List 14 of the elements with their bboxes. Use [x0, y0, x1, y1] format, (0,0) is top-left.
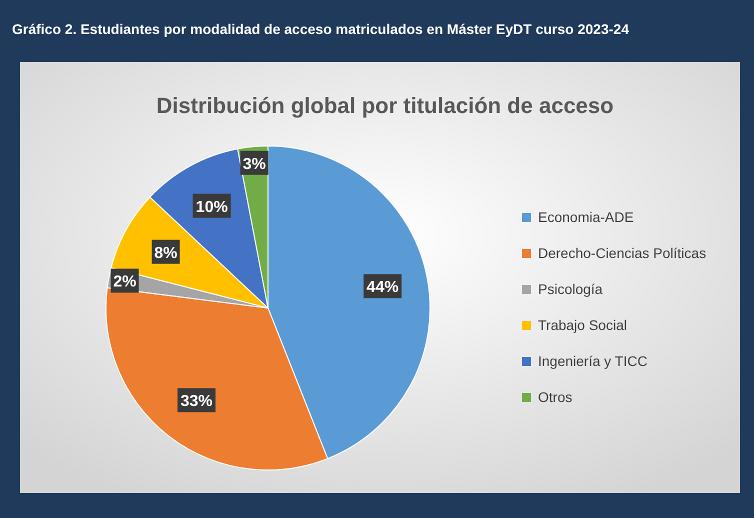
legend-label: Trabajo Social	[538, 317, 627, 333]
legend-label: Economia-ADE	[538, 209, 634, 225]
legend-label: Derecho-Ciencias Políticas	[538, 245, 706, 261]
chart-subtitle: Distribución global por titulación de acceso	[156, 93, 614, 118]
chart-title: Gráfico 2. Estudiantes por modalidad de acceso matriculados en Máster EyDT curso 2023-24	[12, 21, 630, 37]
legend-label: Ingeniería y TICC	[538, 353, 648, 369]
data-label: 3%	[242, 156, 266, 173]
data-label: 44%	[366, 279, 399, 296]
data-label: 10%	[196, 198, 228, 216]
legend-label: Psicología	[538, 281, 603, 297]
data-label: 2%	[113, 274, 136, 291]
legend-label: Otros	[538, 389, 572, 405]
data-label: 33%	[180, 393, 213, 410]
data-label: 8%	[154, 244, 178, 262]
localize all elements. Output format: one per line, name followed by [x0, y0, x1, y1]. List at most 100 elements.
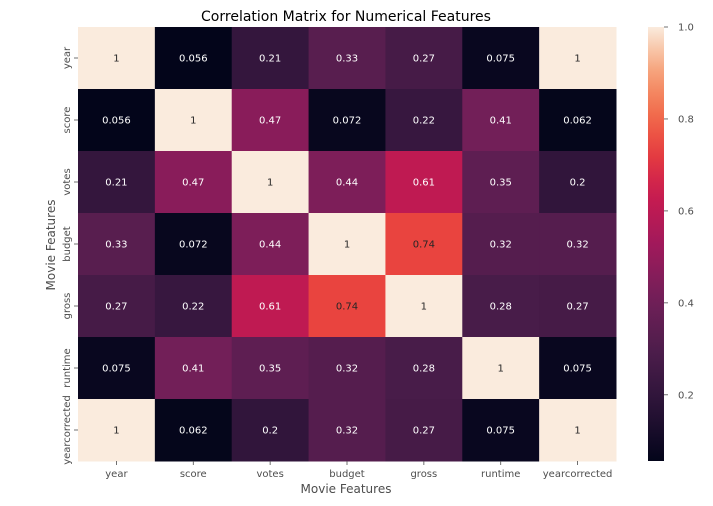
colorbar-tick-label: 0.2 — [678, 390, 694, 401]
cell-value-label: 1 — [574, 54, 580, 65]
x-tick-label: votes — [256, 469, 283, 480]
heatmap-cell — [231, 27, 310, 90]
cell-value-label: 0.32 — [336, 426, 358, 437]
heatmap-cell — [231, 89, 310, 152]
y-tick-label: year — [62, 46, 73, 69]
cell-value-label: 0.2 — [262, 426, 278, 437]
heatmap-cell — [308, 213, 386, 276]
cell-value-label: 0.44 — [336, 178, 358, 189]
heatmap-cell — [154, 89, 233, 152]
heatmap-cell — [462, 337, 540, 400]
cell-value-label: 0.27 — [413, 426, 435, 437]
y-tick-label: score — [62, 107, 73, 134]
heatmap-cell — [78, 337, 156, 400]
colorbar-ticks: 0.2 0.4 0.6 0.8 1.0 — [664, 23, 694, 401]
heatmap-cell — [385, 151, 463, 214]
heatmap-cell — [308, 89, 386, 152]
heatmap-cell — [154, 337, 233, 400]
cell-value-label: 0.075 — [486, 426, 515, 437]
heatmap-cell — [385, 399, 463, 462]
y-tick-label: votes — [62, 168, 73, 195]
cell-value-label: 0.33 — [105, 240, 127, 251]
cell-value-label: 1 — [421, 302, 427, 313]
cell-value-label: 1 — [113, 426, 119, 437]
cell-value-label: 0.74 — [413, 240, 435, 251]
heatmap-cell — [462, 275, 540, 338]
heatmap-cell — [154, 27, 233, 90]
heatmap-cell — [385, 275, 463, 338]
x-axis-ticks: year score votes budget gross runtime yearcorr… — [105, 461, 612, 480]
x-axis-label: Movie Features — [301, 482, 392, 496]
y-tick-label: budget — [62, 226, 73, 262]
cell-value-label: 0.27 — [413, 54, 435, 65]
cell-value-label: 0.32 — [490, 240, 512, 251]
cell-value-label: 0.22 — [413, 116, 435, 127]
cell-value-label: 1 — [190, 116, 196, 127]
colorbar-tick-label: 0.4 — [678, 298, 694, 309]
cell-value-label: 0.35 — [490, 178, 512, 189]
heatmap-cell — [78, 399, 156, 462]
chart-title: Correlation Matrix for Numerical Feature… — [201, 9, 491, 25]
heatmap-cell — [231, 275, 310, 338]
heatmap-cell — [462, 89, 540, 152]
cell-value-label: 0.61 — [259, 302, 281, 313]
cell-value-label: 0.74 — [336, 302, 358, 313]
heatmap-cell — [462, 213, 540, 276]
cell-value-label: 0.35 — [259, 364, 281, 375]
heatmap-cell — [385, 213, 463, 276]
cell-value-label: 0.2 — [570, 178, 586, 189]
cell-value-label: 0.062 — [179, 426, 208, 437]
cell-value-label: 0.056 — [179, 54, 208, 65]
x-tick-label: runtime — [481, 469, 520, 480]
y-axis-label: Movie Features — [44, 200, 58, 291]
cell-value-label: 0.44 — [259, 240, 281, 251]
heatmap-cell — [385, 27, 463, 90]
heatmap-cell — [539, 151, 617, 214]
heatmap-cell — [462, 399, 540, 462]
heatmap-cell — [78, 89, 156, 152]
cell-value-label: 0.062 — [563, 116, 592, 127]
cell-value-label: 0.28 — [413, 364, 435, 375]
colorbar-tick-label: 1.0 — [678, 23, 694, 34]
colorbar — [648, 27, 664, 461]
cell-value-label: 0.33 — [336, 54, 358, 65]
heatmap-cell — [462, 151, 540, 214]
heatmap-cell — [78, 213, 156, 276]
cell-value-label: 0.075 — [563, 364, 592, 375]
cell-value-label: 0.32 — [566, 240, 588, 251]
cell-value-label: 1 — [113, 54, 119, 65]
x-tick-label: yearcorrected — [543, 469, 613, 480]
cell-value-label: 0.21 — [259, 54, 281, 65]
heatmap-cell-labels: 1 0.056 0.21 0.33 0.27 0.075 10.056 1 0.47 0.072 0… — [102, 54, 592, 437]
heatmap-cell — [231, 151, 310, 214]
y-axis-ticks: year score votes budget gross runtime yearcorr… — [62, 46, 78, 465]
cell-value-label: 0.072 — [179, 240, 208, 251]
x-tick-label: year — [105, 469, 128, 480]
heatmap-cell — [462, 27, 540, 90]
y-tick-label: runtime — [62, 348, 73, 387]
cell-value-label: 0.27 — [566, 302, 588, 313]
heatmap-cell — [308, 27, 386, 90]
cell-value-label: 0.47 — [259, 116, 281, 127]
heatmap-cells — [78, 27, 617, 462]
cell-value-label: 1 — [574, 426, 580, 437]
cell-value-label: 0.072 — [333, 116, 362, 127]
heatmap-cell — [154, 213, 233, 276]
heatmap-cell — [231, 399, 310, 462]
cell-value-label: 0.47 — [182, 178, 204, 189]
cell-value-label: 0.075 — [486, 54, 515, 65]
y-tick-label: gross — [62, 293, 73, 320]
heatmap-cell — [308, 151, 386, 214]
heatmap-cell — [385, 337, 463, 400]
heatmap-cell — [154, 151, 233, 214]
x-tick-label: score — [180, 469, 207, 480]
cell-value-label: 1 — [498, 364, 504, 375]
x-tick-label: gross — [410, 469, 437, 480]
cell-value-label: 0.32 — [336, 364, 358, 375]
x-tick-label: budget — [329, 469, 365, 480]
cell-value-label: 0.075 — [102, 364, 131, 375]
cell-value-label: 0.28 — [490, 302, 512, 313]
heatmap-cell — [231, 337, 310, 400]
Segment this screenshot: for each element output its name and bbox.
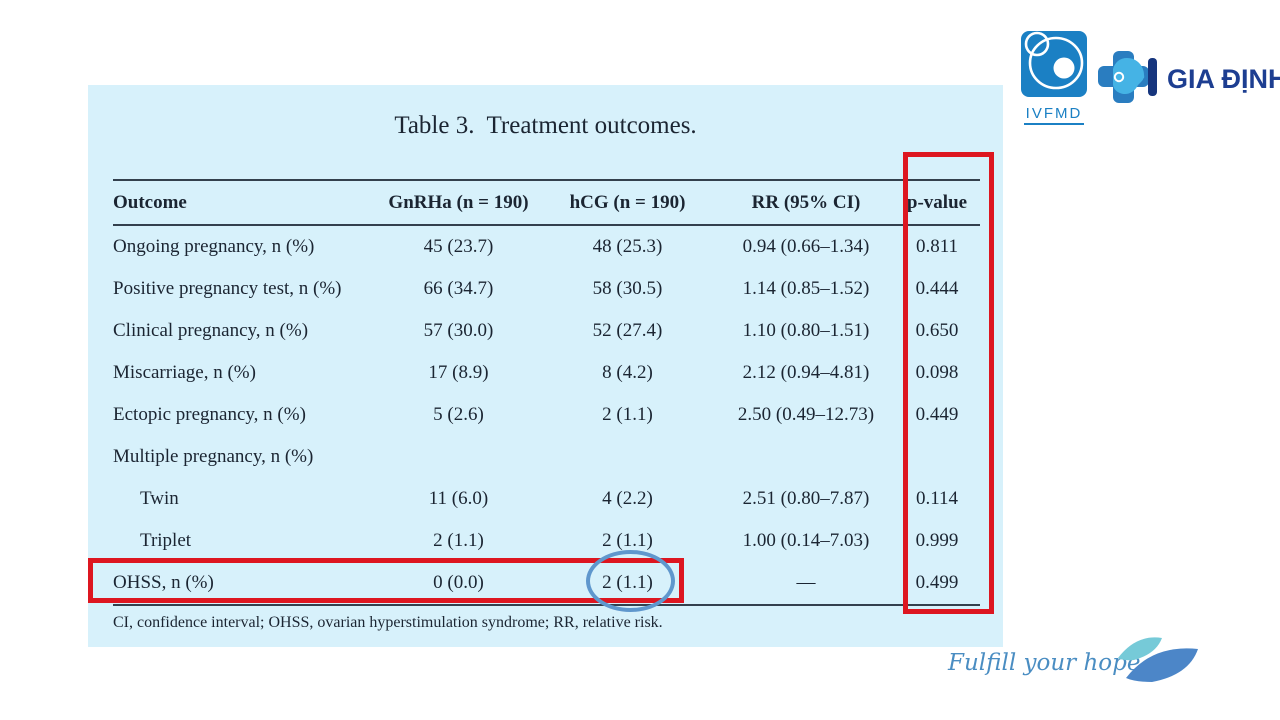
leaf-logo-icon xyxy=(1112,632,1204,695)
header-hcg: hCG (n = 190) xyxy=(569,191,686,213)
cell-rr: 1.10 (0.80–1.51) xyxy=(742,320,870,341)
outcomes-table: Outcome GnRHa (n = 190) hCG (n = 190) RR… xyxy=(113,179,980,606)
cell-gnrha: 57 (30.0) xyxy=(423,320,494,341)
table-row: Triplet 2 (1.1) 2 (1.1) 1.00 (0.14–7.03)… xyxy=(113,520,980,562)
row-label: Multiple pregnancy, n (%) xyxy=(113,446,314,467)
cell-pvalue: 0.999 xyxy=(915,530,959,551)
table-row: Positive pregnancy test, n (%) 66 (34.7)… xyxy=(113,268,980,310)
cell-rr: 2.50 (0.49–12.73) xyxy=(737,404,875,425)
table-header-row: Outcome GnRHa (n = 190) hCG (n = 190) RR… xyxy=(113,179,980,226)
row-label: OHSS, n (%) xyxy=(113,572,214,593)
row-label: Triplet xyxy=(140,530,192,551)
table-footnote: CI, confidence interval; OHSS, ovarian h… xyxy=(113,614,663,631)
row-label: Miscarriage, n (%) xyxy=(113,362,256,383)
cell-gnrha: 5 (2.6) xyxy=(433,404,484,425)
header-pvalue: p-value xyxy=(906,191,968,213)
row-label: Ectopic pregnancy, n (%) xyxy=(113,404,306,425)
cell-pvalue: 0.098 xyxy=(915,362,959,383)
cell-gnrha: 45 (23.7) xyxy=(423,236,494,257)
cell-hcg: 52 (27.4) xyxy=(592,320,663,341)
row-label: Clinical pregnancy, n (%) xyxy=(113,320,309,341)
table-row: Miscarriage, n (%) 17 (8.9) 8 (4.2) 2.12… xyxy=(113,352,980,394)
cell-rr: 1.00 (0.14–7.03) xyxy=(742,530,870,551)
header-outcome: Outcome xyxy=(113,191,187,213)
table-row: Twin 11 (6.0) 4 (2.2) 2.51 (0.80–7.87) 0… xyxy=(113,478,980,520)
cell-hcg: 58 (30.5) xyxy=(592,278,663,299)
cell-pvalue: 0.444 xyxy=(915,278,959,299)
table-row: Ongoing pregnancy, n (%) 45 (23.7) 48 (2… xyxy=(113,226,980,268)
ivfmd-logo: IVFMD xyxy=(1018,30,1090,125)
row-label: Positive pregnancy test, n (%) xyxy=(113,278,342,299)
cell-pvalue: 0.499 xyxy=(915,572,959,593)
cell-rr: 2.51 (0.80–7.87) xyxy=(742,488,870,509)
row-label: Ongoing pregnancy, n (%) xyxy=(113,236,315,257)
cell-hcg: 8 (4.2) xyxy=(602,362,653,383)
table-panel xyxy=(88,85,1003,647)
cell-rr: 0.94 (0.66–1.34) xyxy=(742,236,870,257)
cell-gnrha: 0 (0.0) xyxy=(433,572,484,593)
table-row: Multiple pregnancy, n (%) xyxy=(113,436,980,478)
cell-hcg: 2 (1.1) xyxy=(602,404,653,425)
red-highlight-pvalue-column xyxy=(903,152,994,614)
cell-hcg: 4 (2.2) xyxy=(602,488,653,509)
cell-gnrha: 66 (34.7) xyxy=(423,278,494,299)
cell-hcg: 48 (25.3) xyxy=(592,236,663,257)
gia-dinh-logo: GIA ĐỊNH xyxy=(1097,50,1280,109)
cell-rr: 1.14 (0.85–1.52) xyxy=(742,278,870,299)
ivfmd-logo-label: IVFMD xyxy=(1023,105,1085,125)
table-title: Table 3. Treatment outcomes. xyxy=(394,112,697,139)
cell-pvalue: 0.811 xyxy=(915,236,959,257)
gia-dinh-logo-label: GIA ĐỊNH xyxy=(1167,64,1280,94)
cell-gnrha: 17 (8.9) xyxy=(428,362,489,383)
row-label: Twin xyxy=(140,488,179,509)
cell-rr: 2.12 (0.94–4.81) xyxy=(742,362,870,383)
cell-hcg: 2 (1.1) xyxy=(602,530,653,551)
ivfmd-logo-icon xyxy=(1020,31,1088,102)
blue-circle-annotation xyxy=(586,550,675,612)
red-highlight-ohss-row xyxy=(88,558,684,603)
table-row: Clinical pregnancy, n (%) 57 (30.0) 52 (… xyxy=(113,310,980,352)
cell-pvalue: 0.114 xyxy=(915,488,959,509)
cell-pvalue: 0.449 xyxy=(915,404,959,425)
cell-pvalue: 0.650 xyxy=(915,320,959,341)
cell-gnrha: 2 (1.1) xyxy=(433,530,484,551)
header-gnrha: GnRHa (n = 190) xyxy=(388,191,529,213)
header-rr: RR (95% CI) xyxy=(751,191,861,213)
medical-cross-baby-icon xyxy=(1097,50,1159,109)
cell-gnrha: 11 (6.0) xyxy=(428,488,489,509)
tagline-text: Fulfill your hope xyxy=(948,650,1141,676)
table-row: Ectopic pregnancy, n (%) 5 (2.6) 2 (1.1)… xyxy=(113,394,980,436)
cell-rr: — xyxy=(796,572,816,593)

→ **Task statement**: In the lines starting at "colorbar-tick-label: 0.2 —" and ending at "cell-value-label: 0.32 — [490, 240, 512, 251]", switch every "heatmap-cell" to "grid-square", and write out those lines with everything else unchanged.

→ **Reply**:
colorbar-tick-label: 0.2 — [678, 390, 694, 401]
cell-value-label: 1 — [574, 54, 580, 65]
x-tick-label: votes — [256, 469, 283, 480]
grid-square — [231, 27, 310, 90]
cell-value-label: 0.32 — [336, 426, 358, 437]
grid-square — [231, 89, 310, 152]
y-tick-label: year — [62, 46, 73, 69]
cell-value-label: 0.2 — [262, 426, 278, 437]
grid-square — [308, 213, 386, 276]
cell-value-label: 0.44 — [336, 178, 358, 189]
grid-square — [154, 89, 233, 152]
grid-square — [462, 337, 540, 400]
cell-value-label: 0.27 — [413, 426, 435, 437]
y-tick-label: score — [62, 107, 73, 134]
grid-square — [78, 337, 156, 400]
colorbar-ticks: 0.2 0.4 0.6 0.8 1.0 — [664, 23, 694, 401]
grid-square — [385, 151, 463, 214]
grid-square — [308, 89, 386, 152]
grid-square — [154, 337, 233, 400]
cell-value-label: 0.075 — [486, 426, 515, 437]
grid-square — [385, 399, 463, 462]
y-tick-label: votes — [62, 168, 73, 195]
cell-value-label: 0.33 — [105, 240, 127, 251]
cell-value-label: 1 — [421, 302, 427, 313]
cell-value-label: 1 — [113, 426, 119, 437]
cell-value-label: 0.74 — [413, 240, 435, 251]
grid-square — [462, 275, 540, 338]
grid-square — [154, 27, 233, 90]
grid-square — [385, 275, 463, 338]
x-axis-ticks: year score votes budget gross runtime yearcorr… — [105, 461, 612, 480]
x-axis-label: Movie Features — [301, 482, 392, 496]
y-tick-label: budget — [62, 226, 73, 262]
cell-value-label: 0.27 — [413, 54, 435, 65]
cell-value-label: 0.32 — [490, 240, 512, 251]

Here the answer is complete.